- **Task to carry out**: An exact copy of every record is needed.

= = = =

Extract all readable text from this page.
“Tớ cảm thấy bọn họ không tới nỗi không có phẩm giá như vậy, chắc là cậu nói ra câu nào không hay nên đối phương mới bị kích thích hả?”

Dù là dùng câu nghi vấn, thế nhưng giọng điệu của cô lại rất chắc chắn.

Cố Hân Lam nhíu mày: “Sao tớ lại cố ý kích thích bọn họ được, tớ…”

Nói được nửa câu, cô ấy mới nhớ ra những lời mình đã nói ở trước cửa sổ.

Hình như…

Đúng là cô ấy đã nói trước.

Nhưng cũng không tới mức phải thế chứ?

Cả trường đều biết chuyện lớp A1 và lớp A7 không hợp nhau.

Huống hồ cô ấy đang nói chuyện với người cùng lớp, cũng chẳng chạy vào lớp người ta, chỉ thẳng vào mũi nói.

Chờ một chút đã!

= = = =

- **In response**:
Extract all readable text from this page.
“Tớ cảm thấy bọn họ không tới nỗi không có phẩm giá như vậy, chắc là cậu nói ra câu nào không hay nên đối phương mới bị kích thích hả?”

Dù là dùng câu nghi vấn, thế nhưng giọng điệu của cô lại rất chắc chắn.

Cố Hân Lam nhíu mày: “Sao tớ lại cố ý kích thích bọn họ được, tớ…”

Nói được nửa câu, cô ấy mới nhớ ra những lời mình đã nói ở trước cửa sổ.

Hình như…

Đúng là cô ấy đã nói trước.

Nhưng cũng không tới mức phải thế chứ?

Cả trường đều biết chuyện lớp A1 và lớp A7 không hợp nhau.

Huống hồ cô ấy đang nói chuyện với người cùng lớp, cũng chẳng chạy vào lớp người ta, chỉ thẳng vào mũi nói.

Chờ một chút đã!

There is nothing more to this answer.